**Material:**
###

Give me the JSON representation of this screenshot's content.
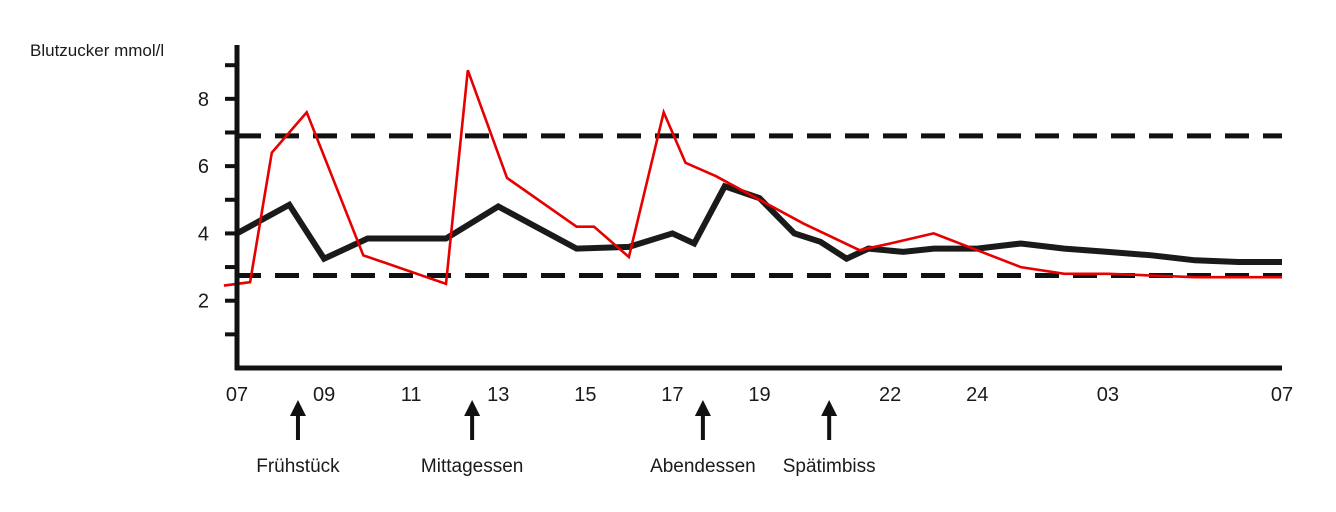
{
  "chart_data": {
    "type": "line",
    "title": "",
    "ylabel": "Blutzucker mmol/l",
    "xlabel": "",
    "ylim": [
      0,
      9.6
    ],
    "yticks": [
      2,
      4,
      6,
      8
    ],
    "yminor": [
      1,
      3,
      5,
      7,
      9
    ],
    "x_tick_labels": [
      "07",
      "09",
      "11",
      "13",
      "15",
      "17",
      "19",
      "22",
      "24",
      "03",
      "07"
    ],
    "x_tick_hours": [
      0,
      2,
      4,
      6,
      8,
      10,
      12,
      15,
      17,
      20,
      24
    ],
    "reference_lines": [
      {
        "value": 6.9,
        "style": "dashed"
      },
      {
        "value": 2.75,
        "style": "dashed"
      }
    ],
    "series": [
      {
        "color": "#1a1a1a",
        "x": [
          0,
          1.2,
          2,
          3,
          4.8,
          6,
          7.8,
          9,
          10,
          10.5,
          11.2,
          12,
          12.8,
          13.4,
          14,
          14.5,
          15.3,
          16,
          17,
          18,
          19,
          20,
          21,
          22,
          23,
          24
        ],
        "values": [
          4.0,
          4.85,
          3.25,
          3.85,
          3.85,
          4.8,
          3.55,
          3.6,
          4.0,
          3.7,
          5.4,
          5.05,
          4.0,
          3.75,
          3.25,
          3.55,
          3.45,
          3.55,
          3.55,
          3.7,
          3.55,
          3.45,
          3.35,
          3.2,
          3.15,
          3.15
        ]
      },
      {
        "color": "#e60000",
        "x": [
          -0.3,
          0.3,
          0.8,
          1.6,
          2.9,
          4.8,
          5.3,
          6.2,
          7.8,
          8.2,
          9,
          9.8,
          10.3,
          11,
          12,
          13,
          14.3,
          15,
          16,
          17,
          18,
          19,
          20,
          21,
          22,
          24
        ],
        "values": [
          2.45,
          2.55,
          6.4,
          7.6,
          3.35,
          2.5,
          8.85,
          5.65,
          4.2,
          4.2,
          3.3,
          7.6,
          6.1,
          5.7,
          5.0,
          4.3,
          3.5,
          3.7,
          4.0,
          3.5,
          3.0,
          2.8,
          2.8,
          2.75,
          2.7,
          2.7
        ]
      }
    ],
    "annotations": [
      {
        "label": "Frühstück",
        "hour": 1.4
      },
      {
        "label": "Mittagessen",
        "hour": 5.4
      },
      {
        "label": "Abendessen",
        "hour": 10.7
      },
      {
        "label": "Spätimbiss",
        "hour": 13.6
      }
    ]
  }
}
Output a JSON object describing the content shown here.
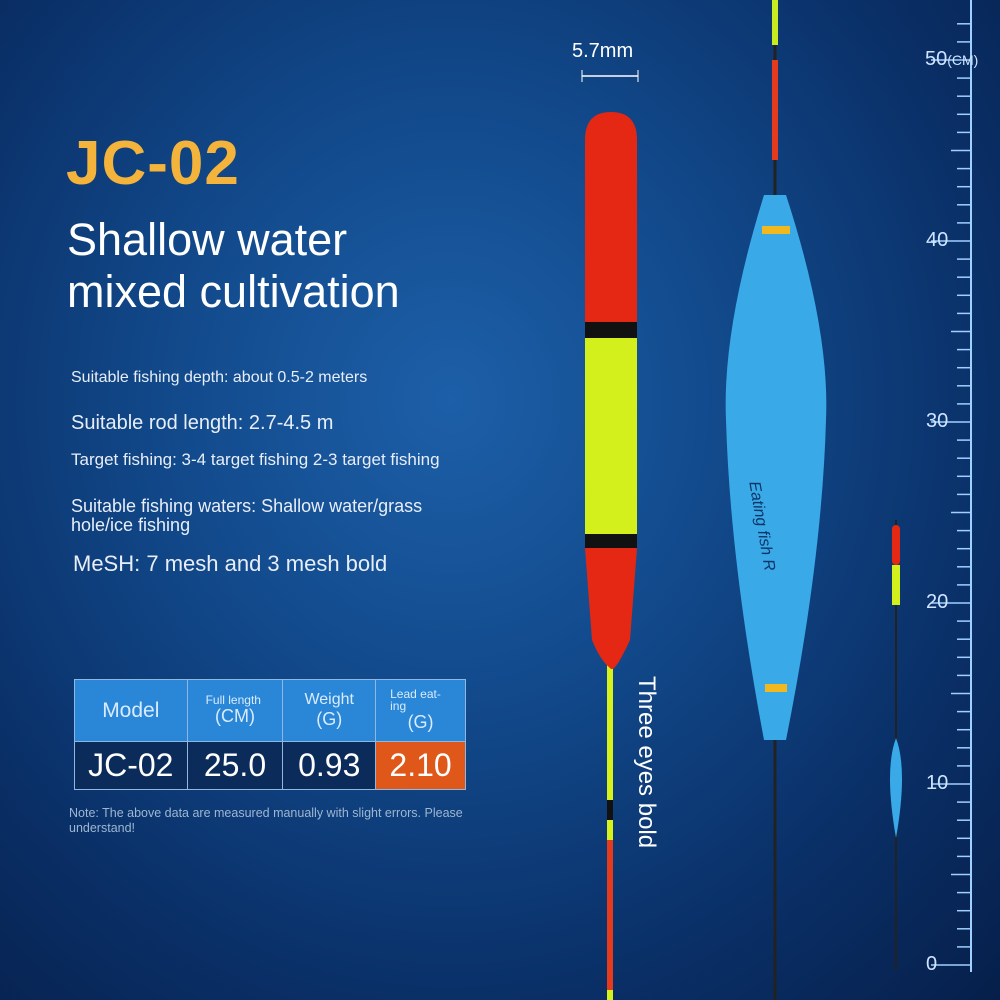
{
  "product": {
    "model": "JC-02",
    "subtitle_line1": "Shallow water",
    "subtitle_line2": "mixed cultivation"
  },
  "specs": [
    "Suitable fishing depth: about 0.5-2 meters",
    "Suitable rod length: 2.7-4.5 m",
    "Target fishing: 3-4 target fishing 2-3 target fishing",
    "Suitable fishing waters: Shallow water/grass hole/ice fishing",
    "MeSH: 7 mesh and 3 mesh bold"
  ],
  "table": {
    "headers": [
      {
        "label": "Model",
        "unit": ""
      },
      {
        "label": "Full length",
        "unit": "(CM)"
      },
      {
        "label": "Weight",
        "unit": "(G)"
      },
      {
        "label": "Lead eat-ing",
        "unit": "(G)"
      }
    ],
    "row": [
      "JC-02",
      "25.0",
      "0.93",
      "2.10"
    ]
  },
  "note": "Note: The above data are measured manually with slight errors. Please understand!",
  "float_labels": {
    "diameter": "5.7mm",
    "eyes": "Three eyes bold",
    "body_text": "Eating fish R"
  },
  "ruler": {
    "unit": "(CM)",
    "labels": [
      "50",
      "40",
      "30",
      "20",
      "10",
      "0"
    ]
  },
  "colors": {
    "accent": "#f4b33a",
    "highlight": "#e0571a",
    "header": "#2a86d6"
  }
}
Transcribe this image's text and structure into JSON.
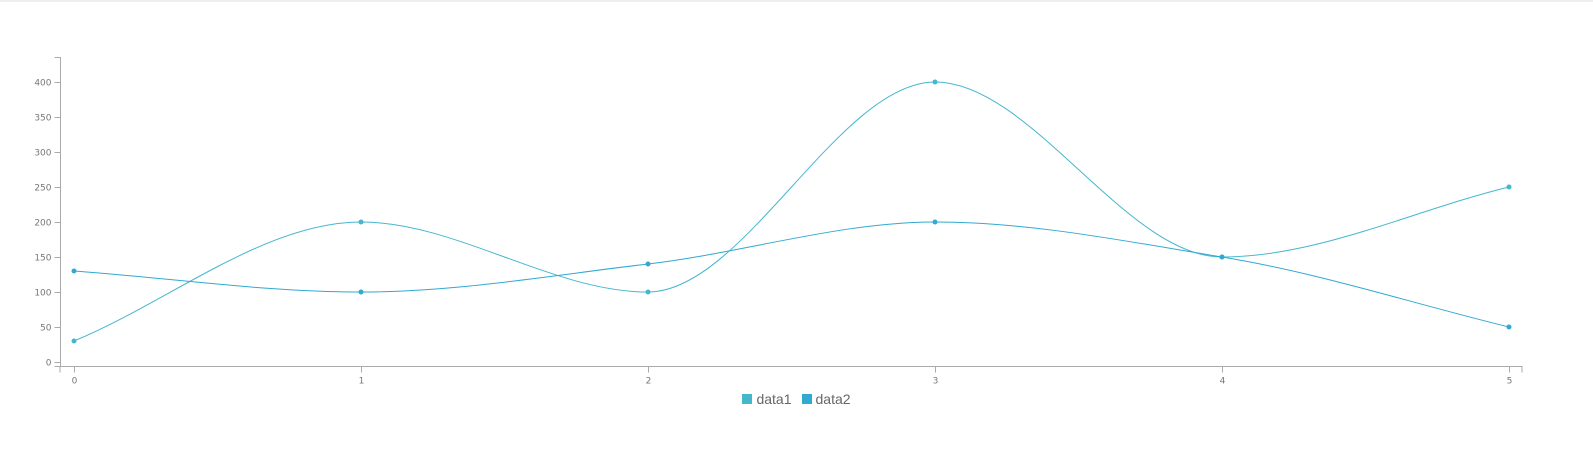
{
  "chart_data": {
    "type": "line",
    "x": [
      0,
      1,
      2,
      3,
      4,
      5
    ],
    "xlim": [
      0,
      5
    ],
    "ylim": [
      0,
      440
    ],
    "y_ticks": [
      0,
      50,
      100,
      150,
      200,
      250,
      300,
      350,
      400
    ],
    "grid": false,
    "legend_position": "bottom",
    "series": [
      {
        "name": "data1",
        "values": [
          30,
          200,
          100,
          400,
          150,
          250
        ],
        "color": "#45b7cd"
      },
      {
        "name": "data2",
        "values": [
          130,
          100,
          140,
          200,
          150,
          50
        ],
        "color": "#32a9d1"
      }
    ]
  }
}
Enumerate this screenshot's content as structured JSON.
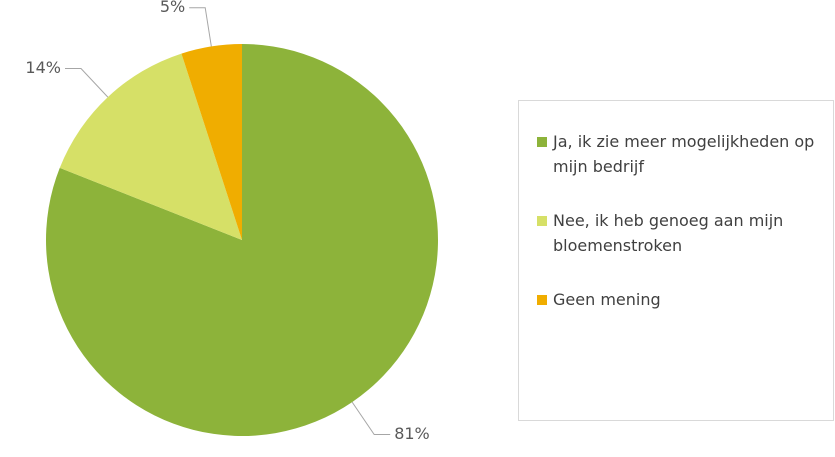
{
  "chart_data": {
    "type": "pie",
    "categories": [
      "Ja, ik zie meer mogelijkheden op mijn bedrijf",
      "Nee, ik heb genoeg aan mijn bloemenstroken",
      "Geen mening"
    ],
    "values": [
      81,
      14,
      5
    ],
    "value_labels": [
      "81%",
      "14%",
      "5%"
    ],
    "colors": [
      "#8db33a",
      "#d6e067",
      "#f0ad00"
    ],
    "legend": "right"
  }
}
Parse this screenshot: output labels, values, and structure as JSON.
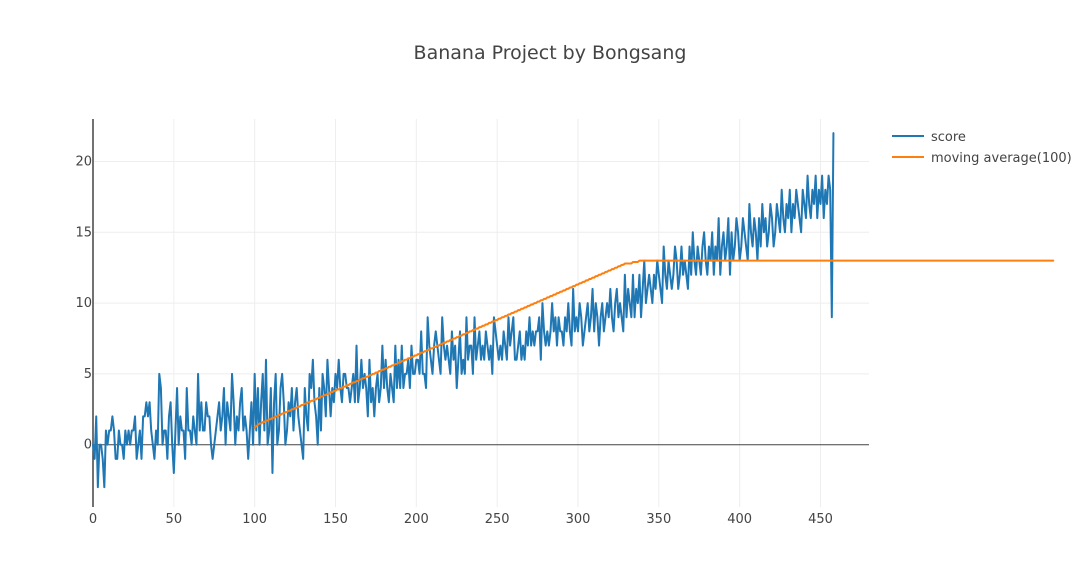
{
  "chart_data": {
    "type": "line",
    "title": "Banana Project by Bongsang",
    "xlabel": "",
    "ylabel": "",
    "xlim": [
      0,
      480
    ],
    "ylim": [
      -4.4,
      23.0
    ],
    "x_ticks": [
      0,
      50,
      100,
      150,
      200,
      250,
      300,
      350,
      400,
      450
    ],
    "y_ticks": [
      0,
      5,
      10,
      15,
      20
    ],
    "grid": true,
    "legend_position": "top-right",
    "series": [
      {
        "name": "score",
        "color": "#1f77b4",
        "x_start": 0,
        "values": [
          0,
          -1,
          2,
          -3,
          0,
          0,
          -1,
          -3,
          1,
          0,
          1,
          1,
          2,
          1,
          -1,
          -1,
          1,
          0,
          0,
          -1,
          1,
          0,
          1,
          0,
          1,
          1,
          2,
          -1,
          0,
          1,
          -1,
          2,
          2,
          3,
          2,
          3,
          1,
          0,
          -1,
          1,
          0,
          5,
          4,
          0,
          1,
          1,
          -1,
          2,
          3,
          0,
          -2,
          1,
          4,
          0,
          2,
          1,
          1,
          -1,
          4,
          1,
          1,
          0,
          2,
          1,
          0,
          5,
          1,
          3,
          1,
          1,
          3,
          2,
          2,
          0,
          -1,
          0,
          1,
          2,
          3,
          1,
          2,
          4,
          0,
          3,
          2,
          1,
          5,
          3,
          0,
          2,
          1,
          3,
          4,
          1,
          2,
          1,
          -1,
          1,
          3,
          0,
          5,
          1,
          4,
          0,
          3,
          5,
          1,
          6,
          0,
          1,
          4,
          -2,
          3,
          5,
          0,
          1,
          4,
          5,
          3,
          0,
          1,
          3,
          2,
          4,
          1,
          3,
          4,
          2,
          1,
          0,
          -1,
          4,
          2,
          1,
          5,
          4,
          6,
          3,
          2,
          0,
          4,
          1,
          5,
          4,
          2,
          6,
          4,
          2,
          4,
          3,
          5,
          4,
          6,
          4,
          3,
          5,
          5,
          4,
          4,
          3,
          4,
          5,
          3,
          7,
          3,
          4,
          6,
          4,
          5,
          4,
          2,
          6,
          3,
          4,
          2,
          4,
          5,
          3,
          4,
          7,
          4,
          6,
          4,
          3,
          5,
          4,
          3,
          7,
          4,
          6,
          4,
          7,
          4,
          5,
          5,
          6,
          4,
          7,
          5,
          5,
          6,
          6,
          5,
          8,
          5,
          5,
          4,
          9,
          7,
          6,
          5,
          7,
          8,
          7,
          6,
          5,
          9,
          7,
          6,
          7,
          6,
          5,
          8,
          6,
          7,
          4,
          6,
          8,
          5,
          6,
          5,
          9,
          6,
          7,
          7,
          5,
          9,
          6,
          7,
          8,
          6,
          7,
          6,
          8,
          7,
          6,
          7,
          5,
          9,
          8,
          7,
          6,
          7,
          6,
          8,
          7,
          6,
          9,
          7,
          8,
          9,
          6,
          6,
          7,
          8,
          6,
          7,
          6,
          8,
          7,
          9,
          7,
          8,
          7,
          8,
          8,
          9,
          6,
          10,
          8,
          7,
          8,
          7,
          8,
          10,
          8,
          9,
          7,
          9,
          8,
          8,
          7,
          9,
          8,
          10,
          8,
          7,
          11,
          8,
          9,
          8,
          10,
          9,
          7,
          8,
          9,
          10,
          8,
          9,
          11,
          8,
          10,
          9,
          7,
          9,
          10,
          8,
          9,
          10,
          9,
          11,
          9,
          8,
          10,
          11,
          9,
          10,
          9,
          8,
          12,
          9,
          11,
          10,
          9,
          12,
          9,
          11,
          10,
          12,
          9,
          11,
          13,
          10,
          11,
          12,
          11,
          10,
          12,
          11,
          13,
          12,
          11,
          10,
          14,
          12,
          11,
          13,
          12,
          11,
          12,
          14,
          13,
          11,
          12,
          14,
          12,
          13,
          12,
          11,
          14,
          12,
          15,
          13,
          12,
          14,
          13,
          12,
          14,
          15,
          13,
          12,
          14,
          13,
          15,
          12,
          14,
          13,
          16,
          12,
          14,
          15,
          13,
          14,
          16,
          12,
          15,
          13,
          14,
          16,
          15,
          13,
          14,
          16,
          15,
          14,
          13,
          17,
          15,
          14,
          16,
          15,
          13,
          16,
          14,
          17,
          15,
          16,
          14,
          15,
          17,
          16,
          14,
          15,
          17,
          16,
          15,
          18,
          16,
          15,
          17,
          16,
          18,
          15,
          17,
          16,
          18,
          17,
          16,
          15,
          18,
          17,
          16,
          19,
          17,
          16,
          18,
          17,
          19,
          16,
          18,
          17,
          19,
          16,
          18,
          17,
          19,
          18,
          9,
          22
        ]
      },
      {
        "name": "moving average(100)",
        "color": "#ff7f0e",
        "x_start": 100,
        "values": [
          1.2,
          1.3,
          1.4,
          1.5,
          1.5,
          1.6,
          1.6,
          1.7,
          1.7,
          1.8,
          1.8,
          1.9,
          1.9,
          2.0,
          2.0,
          2.1,
          2.1,
          2.2,
          2.2,
          2.3,
          2.3,
          2.4,
          2.4,
          2.5,
          2.5,
          2.6,
          2.6,
          2.7,
          2.7,
          2.8,
          2.8,
          2.9,
          2.9,
          3.0,
          3.0,
          3.1,
          3.1,
          3.2,
          3.2,
          3.3,
          3.3,
          3.4,
          3.4,
          3.5,
          3.5,
          3.6,
          3.6,
          3.7,
          3.7,
          3.8,
          3.8,
          3.9,
          3.9,
          4.0,
          4.0,
          4.1,
          4.1,
          4.2,
          4.2,
          4.3,
          4.3,
          4.4,
          4.4,
          4.5,
          4.5,
          4.6,
          4.6,
          4.7,
          4.7,
          4.8,
          4.8,
          4.9,
          4.9,
          5.0,
          5.0,
          5.1,
          5.1,
          5.2,
          5.2,
          5.3,
          5.3,
          5.4,
          5.4,
          5.5,
          5.5,
          5.6,
          5.6,
          5.7,
          5.7,
          5.8,
          5.8,
          5.9,
          5.9,
          6.0,
          6.0,
          6.1,
          6.1,
          6.2,
          6.2,
          6.3,
          6.3,
          6.4,
          6.4,
          6.5,
          6.5,
          6.6,
          6.6,
          6.7,
          6.7,
          6.8,
          6.8,
          6.9,
          6.9,
          7.0,
          7.0,
          7.1,
          7.1,
          7.2,
          7.2,
          7.3,
          7.3,
          7.4,
          7.4,
          7.5,
          7.5,
          7.6,
          7.6,
          7.7,
          7.7,
          7.8,
          7.8,
          7.9,
          7.9,
          8.0,
          8.0,
          8.1,
          8.1,
          8.2,
          8.2,
          8.3,
          8.3,
          8.4,
          8.4,
          8.5,
          8.5,
          8.6,
          8.6,
          8.7,
          8.7,
          8.8,
          8.8,
          8.9,
          8.9,
          9.0,
          9.0,
          9.1,
          9.1,
          9.2,
          9.2,
          9.3,
          9.3,
          9.4,
          9.4,
          9.5,
          9.5,
          9.6,
          9.6,
          9.7,
          9.7,
          9.8,
          9.8,
          9.9,
          9.9,
          10.0,
          10.0,
          10.1,
          10.1,
          10.2,
          10.2,
          10.3,
          10.3,
          10.4,
          10.4,
          10.5,
          10.5,
          10.6,
          10.6,
          10.7,
          10.7,
          10.8,
          10.8,
          10.9,
          10.9,
          11.0,
          11.0,
          11.1,
          11.1,
          11.2,
          11.2,
          11.3,
          11.3,
          11.4,
          11.4,
          11.5,
          11.5,
          11.6,
          11.6,
          11.7,
          11.7,
          11.8,
          11.8,
          11.9,
          11.9,
          12.0,
          12.0,
          12.1,
          12.1,
          12.2,
          12.2,
          12.3,
          12.3,
          12.4,
          12.4,
          12.5,
          12.5,
          12.6,
          12.6,
          12.7,
          12.7,
          12.8,
          12.8,
          12.8,
          12.8,
          12.8,
          12.9,
          12.9,
          12.9,
          12.9,
          13.0,
          13.0,
          13.0,
          13.0,
          13.0,
          13.0,
          13.0,
          13.0,
          13.0,
          13.0,
          13.0,
          13.0,
          13.0,
          13.0,
          13.0,
          13.0,
          13.0,
          13.0,
          13.0,
          13.0,
          13.0,
          13.0,
          13.0,
          13.0,
          13.0,
          13.0,
          13.0,
          13.0,
          13.0,
          13.0,
          13.0,
          13.0,
          13.0,
          13.0,
          13.0,
          13.0,
          13.0,
          13.0,
          13.0,
          13.0,
          13.0,
          13.0,
          13.0,
          13.0,
          13.0,
          13.0,
          13.0,
          13.0,
          13.0,
          13.0,
          13.0,
          13.0,
          13.0,
          13.0,
          13.0,
          13.0,
          13.0,
          13.0,
          13.0,
          13.0,
          13.0,
          13.0,
          13.0,
          13.0,
          13.0,
          13.0,
          13.0,
          13.0,
          13.0,
          13.0,
          13.0,
          13.0,
          13.0,
          13.0,
          13.0,
          13.0,
          13.0,
          13.0,
          13.0,
          13.0,
          13.0,
          13.0,
          13.0,
          13.0,
          13.0,
          13.0,
          13.0,
          13.0,
          13.0,
          13.0,
          13.0,
          13.0,
          13.0,
          13.0,
          13.0,
          13.0,
          13.0,
          13.0,
          13.0,
          13.0,
          13.0,
          13.0,
          13.0,
          13.0,
          13.0,
          13.0,
          13.0,
          13.0,
          13.0,
          13.0,
          13.0,
          13.0,
          13.0,
          13.0,
          13.0,
          13.0,
          13.0,
          13.0,
          13.0,
          13.0,
          13.0,
          13.0,
          13.0,
          13.0,
          13.0,
          13.0,
          13.0,
          13.0,
          13.0,
          13.0,
          13.0,
          13.0,
          13.0,
          13.0,
          13.0,
          13.0,
          13.0,
          13.0,
          13.0,
          13.0,
          13.0,
          13.0,
          13.0,
          13.0,
          13.0,
          13.0,
          13.0,
          13.0,
          13.0,
          13.0,
          13.0,
          13.0,
          13.0,
          13.0,
          13.0,
          13.0,
          13.0,
          13.0,
          13.0,
          13.0,
          13.0,
          13.0,
          13.0,
          13.0,
          13.0,
          13.0,
          13.0,
          13.0,
          13.0,
          13.0,
          13.0,
          13.0,
          13.0,
          13.0,
          13.0,
          13.0,
          13.0,
          13.0,
          13.0,
          13.0,
          13.0,
          13.0,
          13.0,
          13.0,
          13.0,
          13.0,
          13.0,
          13.0,
          13.0,
          13.0,
          13.0,
          13.0,
          13.0,
          13.0,
          13.0,
          13.0,
          13.0,
          13.0,
          13.0,
          13.0,
          13.0,
          13.0,
          13.0,
          13.0,
          13.0,
          13.0,
          13.0,
          13.0,
          13.0,
          13.0,
          13.0,
          13.0,
          13.0,
          13.0,
          13.0,
          13.0,
          13.0,
          13.0,
          13.0,
          13.0,
          13.0,
          13.0,
          13.0,
          13.0,
          13.0,
          13.0,
          13.0,
          13.0,
          13.0,
          13.0,
          13.0,
          13.0,
          13.0,
          13.0,
          13.0,
          13.0,
          13.0,
          13.0,
          13.0,
          13.0,
          13.0,
          13.0,
          13.0,
          13.0,
          13.0,
          13.0,
          13.0,
          13.0,
          13.0,
          13.0,
          13.0,
          13.0,
          13.0,
          13.0,
          13.0,
          13.0,
          13.0
        ]
      }
    ]
  }
}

###

**Short task:**
In the entries above, find each line with the word "right" and show it.

**Solution to the problem:**
    "legend": "right"
    "legend_position": "top-right",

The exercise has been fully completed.